• [Given data]
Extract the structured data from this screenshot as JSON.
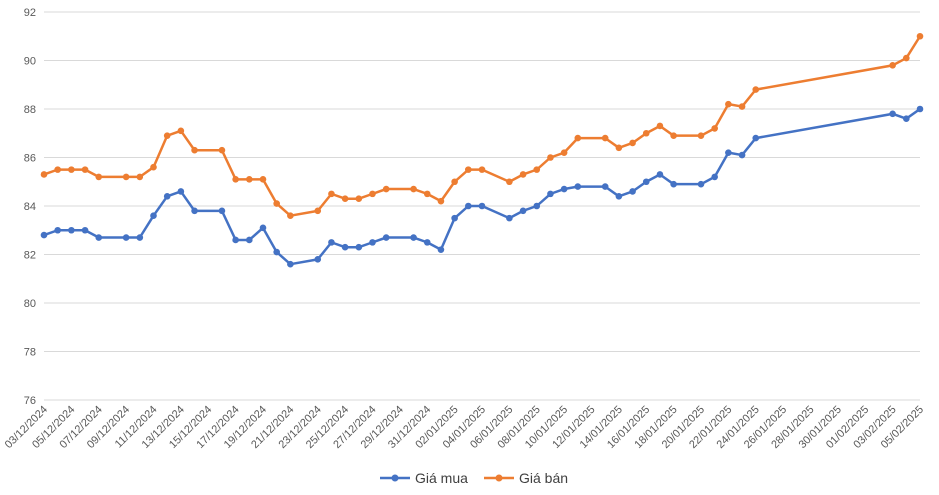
{
  "chart_data": {
    "type": "line",
    "title": "",
    "xlabel": "",
    "ylabel": "",
    "ylim": [
      76,
      92
    ],
    "y_ticks": [
      76,
      78,
      80,
      82,
      84,
      86,
      88,
      90,
      92
    ],
    "grid": true,
    "legend_position": "bottom-center",
    "x_tick_labels": [
      "03/12/2024",
      "05/12/2024",
      "07/12/2024",
      "09/12/2024",
      "11/12/2024",
      "13/12/2024",
      "15/12/2024",
      "17/12/2024",
      "19/12/2024",
      "21/12/2024",
      "23/12/2024",
      "25/12/2024",
      "27/12/2024",
      "29/12/2024",
      "31/12/2024",
      "02/01/2025",
      "04/01/2025",
      "06/01/2025",
      "08/01/2025",
      "10/01/2025",
      "12/01/2025",
      "14/01/2025",
      "16/01/2025",
      "18/01/2025",
      "20/01/2025",
      "22/01/2025",
      "24/01/2025",
      "26/01/2025",
      "28/01/2025",
      "30/01/2025",
      "01/02/2025",
      "03/02/2025",
      "05/02/2025"
    ],
    "series": [
      {
        "name": "Giá mua",
        "color": "#4472C4",
        "points": [
          [
            "03/12/2024",
            82.8
          ],
          [
            "04/12/2024",
            83.0
          ],
          [
            "05/12/2024",
            83.0
          ],
          [
            "06/12/2024",
            83.0
          ],
          [
            "07/12/2024",
            82.7
          ],
          [
            "09/12/2024",
            82.7
          ],
          [
            "10/12/2024",
            82.7
          ],
          [
            "11/12/2024",
            83.6
          ],
          [
            "12/12/2024",
            84.4
          ],
          [
            "13/12/2024",
            84.6
          ],
          [
            "14/12/2024",
            83.8
          ],
          [
            "16/12/2024",
            83.8
          ],
          [
            "17/12/2024",
            82.6
          ],
          [
            "18/12/2024",
            82.6
          ],
          [
            "19/12/2024",
            83.1
          ],
          [
            "20/12/2024",
            82.1
          ],
          [
            "21/12/2024",
            81.6
          ],
          [
            "23/12/2024",
            81.8
          ],
          [
            "24/12/2024",
            82.5
          ],
          [
            "25/12/2024",
            82.3
          ],
          [
            "26/12/2024",
            82.3
          ],
          [
            "27/12/2024",
            82.5
          ],
          [
            "28/12/2024",
            82.7
          ],
          [
            "30/12/2024",
            82.7
          ],
          [
            "31/12/2024",
            82.5
          ],
          [
            "01/01/2025",
            82.2
          ],
          [
            "02/01/2025",
            83.5
          ],
          [
            "03/01/2025",
            84.0
          ],
          [
            "04/01/2025",
            84.0
          ],
          [
            "06/01/2025",
            83.5
          ],
          [
            "07/01/2025",
            83.8
          ],
          [
            "08/01/2025",
            84.0
          ],
          [
            "09/01/2025",
            84.5
          ],
          [
            "10/01/2025",
            84.7
          ],
          [
            "11/01/2025",
            84.8
          ],
          [
            "13/01/2025",
            84.8
          ],
          [
            "14/01/2025",
            84.4
          ],
          [
            "15/01/2025",
            84.6
          ],
          [
            "16/01/2025",
            85.0
          ],
          [
            "17/01/2025",
            85.3
          ],
          [
            "18/01/2025",
            84.9
          ],
          [
            "20/01/2025",
            84.9
          ],
          [
            "21/01/2025",
            85.2
          ],
          [
            "22/01/2025",
            86.2
          ],
          [
            "23/01/2025",
            86.1
          ],
          [
            "24/01/2025",
            86.8
          ],
          [
            "03/02/2025",
            87.8
          ],
          [
            "04/02/2025",
            87.6
          ],
          [
            "05/02/2025",
            88.0
          ]
        ]
      },
      {
        "name": "Giá bán",
        "color": "#ED7D31",
        "points": [
          [
            "03/12/2024",
            85.3
          ],
          [
            "04/12/2024",
            85.5
          ],
          [
            "05/12/2024",
            85.5
          ],
          [
            "06/12/2024",
            85.5
          ],
          [
            "07/12/2024",
            85.2
          ],
          [
            "09/12/2024",
            85.2
          ],
          [
            "10/12/2024",
            85.2
          ],
          [
            "11/12/2024",
            85.6
          ],
          [
            "12/12/2024",
            86.9
          ],
          [
            "13/12/2024",
            87.1
          ],
          [
            "14/12/2024",
            86.3
          ],
          [
            "16/12/2024",
            86.3
          ],
          [
            "17/12/2024",
            85.1
          ],
          [
            "18/12/2024",
            85.1
          ],
          [
            "19/12/2024",
            85.1
          ],
          [
            "20/12/2024",
            84.1
          ],
          [
            "21/12/2024",
            83.6
          ],
          [
            "23/12/2024",
            83.8
          ],
          [
            "24/12/2024",
            84.5
          ],
          [
            "25/12/2024",
            84.3
          ],
          [
            "26/12/2024",
            84.3
          ],
          [
            "27/12/2024",
            84.5
          ],
          [
            "28/12/2024",
            84.7
          ],
          [
            "30/12/2024",
            84.7
          ],
          [
            "31/12/2024",
            84.5
          ],
          [
            "01/01/2025",
            84.2
          ],
          [
            "02/01/2025",
            85.0
          ],
          [
            "03/01/2025",
            85.5
          ],
          [
            "04/01/2025",
            85.5
          ],
          [
            "06/01/2025",
            85.0
          ],
          [
            "07/01/2025",
            85.3
          ],
          [
            "08/01/2025",
            85.5
          ],
          [
            "09/01/2025",
            86.0
          ],
          [
            "10/01/2025",
            86.2
          ],
          [
            "11/01/2025",
            86.8
          ],
          [
            "13/01/2025",
            86.8
          ],
          [
            "14/01/2025",
            86.4
          ],
          [
            "15/01/2025",
            86.6
          ],
          [
            "16/01/2025",
            87.0
          ],
          [
            "17/01/2025",
            87.3
          ],
          [
            "18/01/2025",
            86.9
          ],
          [
            "20/01/2025",
            86.9
          ],
          [
            "21/01/2025",
            87.2
          ],
          [
            "22/01/2025",
            88.2
          ],
          [
            "23/01/2025",
            88.1
          ],
          [
            "24/01/2025",
            88.8
          ],
          [
            "03/02/2025",
            89.8
          ],
          [
            "04/02/2025",
            90.1
          ],
          [
            "05/02/2025",
            91.0
          ]
        ]
      }
    ]
  }
}
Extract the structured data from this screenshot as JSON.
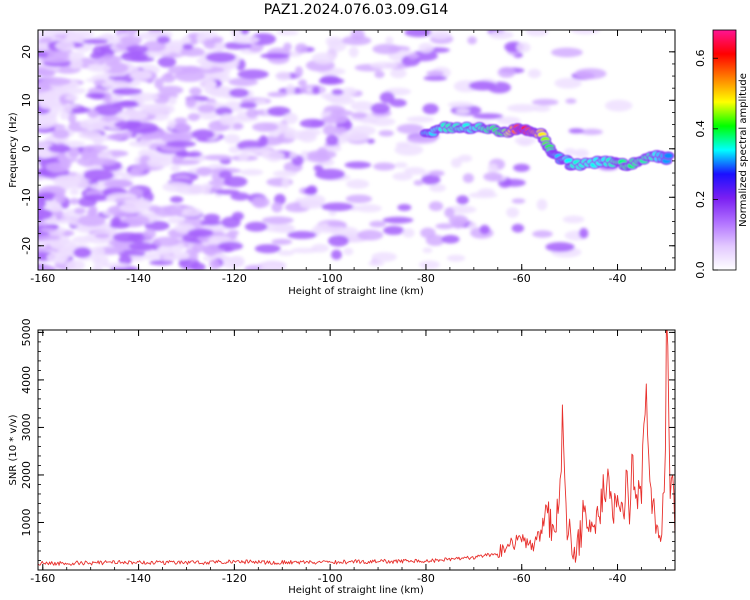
{
  "title": "PAZ1.2024.076.03.09.G14",
  "chart_data": [
    {
      "type": "heatmap",
      "title": "PAZ1.2024.076.03.09.G14",
      "xlabel": "Height of straight line (km)",
      "ylabel": "Frequency (Hz)",
      "xlim": [
        -161,
        -28
      ],
      "ylim": [
        -25,
        24.5
      ],
      "x_ticks": [
        -160,
        -140,
        -120,
        -100,
        -80,
        -60,
        -40
      ],
      "y_ticks": [
        -20,
        -10,
        0,
        10,
        20
      ],
      "colorbar": {
        "label": "Normalized spectral amplitude",
        "range": [
          0,
          0.68
        ],
        "ticks": [
          0.0,
          0.2,
          0.4,
          0.6
        ],
        "colormap": [
          "#ffffff",
          "#e2c8ff",
          "#b070ff",
          "#7a1ff2",
          "#1a10ff",
          "#00ffff",
          "#00ff00",
          "#ffff00",
          "#ff8000",
          "#ff0000",
          "#ff1493"
        ]
      },
      "signal_track": [
        {
          "x": -80,
          "y": 3.5,
          "a": 0.32
        },
        {
          "x": -75,
          "y": 4.5,
          "a": 0.36
        },
        {
          "x": -70,
          "y": 4.2,
          "a": 0.34
        },
        {
          "x": -64,
          "y": 3.5,
          "a": 0.4
        },
        {
          "x": -60,
          "y": 4.2,
          "a": 0.62
        },
        {
          "x": -56,
          "y": 3.0,
          "a": 0.5
        },
        {
          "x": -53,
          "y": -1.5,
          "a": 0.32
        },
        {
          "x": -49,
          "y": -3.5,
          "a": 0.35
        },
        {
          "x": -43,
          "y": -2.5,
          "a": 0.34
        },
        {
          "x": -38,
          "y": -3.5,
          "a": 0.38
        },
        {
          "x": -33,
          "y": -1.5,
          "a": 0.36
        },
        {
          "x": -29,
          "y": -2.0,
          "a": 0.3
        }
      ]
    },
    {
      "type": "line",
      "xlabel": "Height of straight line (km)",
      "ylabel": "SNR (10 * v/v)",
      "xlim": [
        -161,
        -28
      ],
      "ylim": [
        0,
        5050
      ],
      "x_ticks": [
        -160,
        -140,
        -120,
        -100,
        -80,
        -60,
        -40
      ],
      "y_ticks": [
        1000,
        2000,
        3000,
        4000,
        5000
      ],
      "series": [
        {
          "color": "#e8302c",
          "x": [
            -161,
            -150,
            -140,
            -130,
            -120,
            -110,
            -100,
            -90,
            -80,
            -74,
            -70,
            -66,
            -64,
            -62,
            -60,
            -58,
            -56,
            -55,
            -54,
            -53,
            -52,
            -51.5,
            -51,
            -50.5,
            -50,
            -49.5,
            -49,
            -48,
            -47,
            -46,
            -45,
            -44,
            -43,
            -42.5,
            -42,
            -41,
            -40,
            -39,
            -38,
            -37.5,
            -37,
            -36,
            -35,
            -34.5,
            -34,
            -33.5,
            -33,
            -32,
            -31,
            -30.5,
            -30,
            -29.8,
            -29.5,
            -29,
            -28.5,
            -28
          ],
          "y": [
            140,
            150,
            160,
            155,
            170,
            160,
            165,
            180,
            190,
            230,
            260,
            330,
            420,
            560,
            650,
            500,
            740,
            1300,
            900,
            900,
            1700,
            3200,
            2100,
            900,
            700,
            520,
            460,
            500,
            1350,
            620,
            1250,
            900,
            1650,
            1200,
            2300,
            1200,
            1600,
            1050,
            1950,
            900,
            2200,
            1400,
            1700,
            3400,
            3750,
            2500,
            1600,
            1000,
            800,
            1400,
            2600,
            5000,
            4500,
            1200,
            2200,
            700
          ]
        }
      ]
    }
  ]
}
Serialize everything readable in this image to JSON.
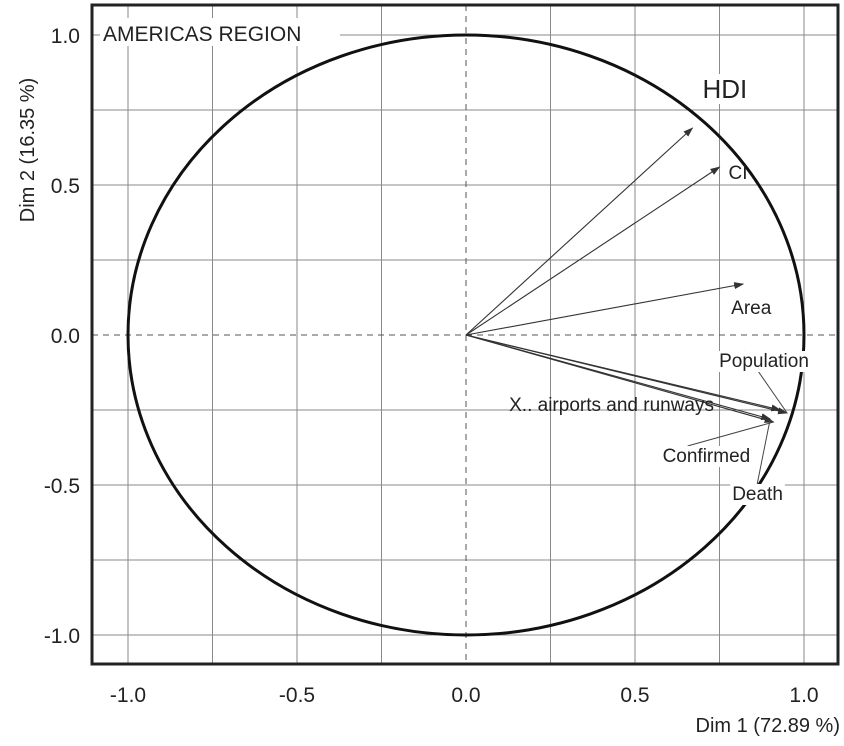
{
  "chart_data": {
    "type": "scatter",
    "subtype": "pca-variable-correlation-circle",
    "title": "AMERICAS REGION",
    "xlabel": "Dim 1 (72.89 %)",
    "ylabel": "Dim 2 (16.35 %)",
    "xlim": [
      -1.1,
      1.1
    ],
    "ylim": [
      -1.1,
      1.1
    ],
    "xticks": [
      "-1.0",
      "-0.5",
      "0.0",
      "0.5",
      "1.0"
    ],
    "yticks": [
      "1.0",
      "0.5",
      "0.0",
      "-0.5",
      "-1.0"
    ],
    "grid": true,
    "unit_circle": true,
    "vectors": [
      {
        "name": "HDI",
        "x": 0.67,
        "y": 0.69
      },
      {
        "name": "CI",
        "x": 0.75,
        "y": 0.56
      },
      {
        "name": "Area",
        "x": 0.82,
        "y": 0.17
      },
      {
        "name": "Population",
        "x": 0.95,
        "y": -0.26
      },
      {
        "name": "X.. airports and runways",
        "x": 0.93,
        "y": -0.25
      },
      {
        "name": "Confirmed",
        "x": 0.91,
        "y": -0.29
      },
      {
        "name": "Death",
        "x": 0.9,
        "y": -0.28
      }
    ]
  }
}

• [What is being asked]
Single out each line of the records above with the string "title" in it, and copy it.

• [Output]
    "title": "",
  "title": "PAZ1.2024.076.03.09.G14",
      "title": "PAZ1.2024.076.03.09.G14",
    "title": "AMERICAS REGION",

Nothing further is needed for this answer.